(Records from a data collection)
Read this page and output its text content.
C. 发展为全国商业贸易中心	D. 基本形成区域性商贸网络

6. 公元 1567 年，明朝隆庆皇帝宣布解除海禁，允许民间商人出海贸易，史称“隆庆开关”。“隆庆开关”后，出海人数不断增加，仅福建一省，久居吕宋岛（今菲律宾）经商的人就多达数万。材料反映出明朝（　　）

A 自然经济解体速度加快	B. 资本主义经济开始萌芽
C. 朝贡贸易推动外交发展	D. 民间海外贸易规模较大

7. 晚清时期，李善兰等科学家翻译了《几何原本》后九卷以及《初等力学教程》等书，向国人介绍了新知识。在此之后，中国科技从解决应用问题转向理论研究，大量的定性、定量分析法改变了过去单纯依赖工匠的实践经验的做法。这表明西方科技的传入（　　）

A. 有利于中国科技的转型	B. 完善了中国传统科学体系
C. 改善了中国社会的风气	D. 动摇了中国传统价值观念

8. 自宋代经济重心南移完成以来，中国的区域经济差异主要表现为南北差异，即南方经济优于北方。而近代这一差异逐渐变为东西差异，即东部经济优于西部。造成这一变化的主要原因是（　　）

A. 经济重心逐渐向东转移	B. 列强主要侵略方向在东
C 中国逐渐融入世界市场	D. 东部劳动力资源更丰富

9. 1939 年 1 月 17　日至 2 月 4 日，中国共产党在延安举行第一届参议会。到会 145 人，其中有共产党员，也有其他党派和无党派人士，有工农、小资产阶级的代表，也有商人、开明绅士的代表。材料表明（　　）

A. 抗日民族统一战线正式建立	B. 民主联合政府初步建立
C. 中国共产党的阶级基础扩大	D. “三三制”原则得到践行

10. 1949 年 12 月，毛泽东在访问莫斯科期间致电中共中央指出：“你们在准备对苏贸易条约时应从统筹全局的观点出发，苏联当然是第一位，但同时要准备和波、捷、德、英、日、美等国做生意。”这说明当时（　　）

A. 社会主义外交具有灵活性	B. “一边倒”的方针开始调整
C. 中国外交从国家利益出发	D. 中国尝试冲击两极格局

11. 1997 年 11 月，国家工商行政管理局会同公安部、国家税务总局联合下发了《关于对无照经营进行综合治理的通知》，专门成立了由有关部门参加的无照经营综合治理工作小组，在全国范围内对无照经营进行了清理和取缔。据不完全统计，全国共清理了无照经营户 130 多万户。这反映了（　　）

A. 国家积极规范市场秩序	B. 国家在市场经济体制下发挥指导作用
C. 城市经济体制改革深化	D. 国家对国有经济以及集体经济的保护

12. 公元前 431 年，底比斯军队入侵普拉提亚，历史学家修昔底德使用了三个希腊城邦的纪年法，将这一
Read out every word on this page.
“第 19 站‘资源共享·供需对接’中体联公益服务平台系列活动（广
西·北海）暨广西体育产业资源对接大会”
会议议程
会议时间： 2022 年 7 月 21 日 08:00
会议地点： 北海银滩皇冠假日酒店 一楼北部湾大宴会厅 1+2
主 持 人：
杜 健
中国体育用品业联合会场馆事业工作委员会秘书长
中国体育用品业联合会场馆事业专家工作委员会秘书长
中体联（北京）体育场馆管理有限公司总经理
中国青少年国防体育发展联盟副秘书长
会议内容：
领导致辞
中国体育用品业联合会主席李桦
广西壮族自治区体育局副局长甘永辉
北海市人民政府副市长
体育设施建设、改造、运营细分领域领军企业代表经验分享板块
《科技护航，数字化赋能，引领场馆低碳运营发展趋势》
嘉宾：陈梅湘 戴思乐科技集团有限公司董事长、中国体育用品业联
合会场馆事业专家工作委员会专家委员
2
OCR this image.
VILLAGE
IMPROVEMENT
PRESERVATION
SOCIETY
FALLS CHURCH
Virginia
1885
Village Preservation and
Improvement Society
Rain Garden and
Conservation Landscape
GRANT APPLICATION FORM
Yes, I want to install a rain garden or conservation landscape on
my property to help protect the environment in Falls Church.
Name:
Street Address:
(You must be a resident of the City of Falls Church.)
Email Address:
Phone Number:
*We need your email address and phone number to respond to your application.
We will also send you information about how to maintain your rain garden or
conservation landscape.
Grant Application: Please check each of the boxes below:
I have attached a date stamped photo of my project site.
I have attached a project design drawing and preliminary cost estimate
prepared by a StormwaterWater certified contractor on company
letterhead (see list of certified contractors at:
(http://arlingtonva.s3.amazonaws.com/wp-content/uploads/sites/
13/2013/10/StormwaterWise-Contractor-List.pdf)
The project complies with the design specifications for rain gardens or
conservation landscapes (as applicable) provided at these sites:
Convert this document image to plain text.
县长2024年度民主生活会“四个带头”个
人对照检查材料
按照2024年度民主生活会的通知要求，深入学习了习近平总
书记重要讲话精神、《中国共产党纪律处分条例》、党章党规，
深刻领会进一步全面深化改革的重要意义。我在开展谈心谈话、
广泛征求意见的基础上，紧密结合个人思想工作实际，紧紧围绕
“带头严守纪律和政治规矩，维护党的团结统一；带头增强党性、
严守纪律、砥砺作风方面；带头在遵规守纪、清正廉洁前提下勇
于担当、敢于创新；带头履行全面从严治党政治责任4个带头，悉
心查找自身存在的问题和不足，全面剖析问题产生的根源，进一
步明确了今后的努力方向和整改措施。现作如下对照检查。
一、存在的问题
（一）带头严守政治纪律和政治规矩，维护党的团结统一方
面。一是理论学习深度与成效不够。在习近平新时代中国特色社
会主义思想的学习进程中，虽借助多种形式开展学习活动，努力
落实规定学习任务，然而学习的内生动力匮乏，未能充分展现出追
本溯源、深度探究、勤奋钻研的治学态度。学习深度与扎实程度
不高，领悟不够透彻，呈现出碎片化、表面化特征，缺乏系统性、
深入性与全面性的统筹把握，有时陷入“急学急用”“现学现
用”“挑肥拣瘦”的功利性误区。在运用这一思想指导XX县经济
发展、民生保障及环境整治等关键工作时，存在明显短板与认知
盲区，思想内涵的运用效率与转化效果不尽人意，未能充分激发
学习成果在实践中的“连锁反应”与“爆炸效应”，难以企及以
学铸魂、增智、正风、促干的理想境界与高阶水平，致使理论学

#### Task to carry out:
Look through the entries above. Extract each line with the word "design".

#### Solution to this problem:
I have attached a project design drawing and preliminary cost estimate
The project complies with the design specifications for rain gardens or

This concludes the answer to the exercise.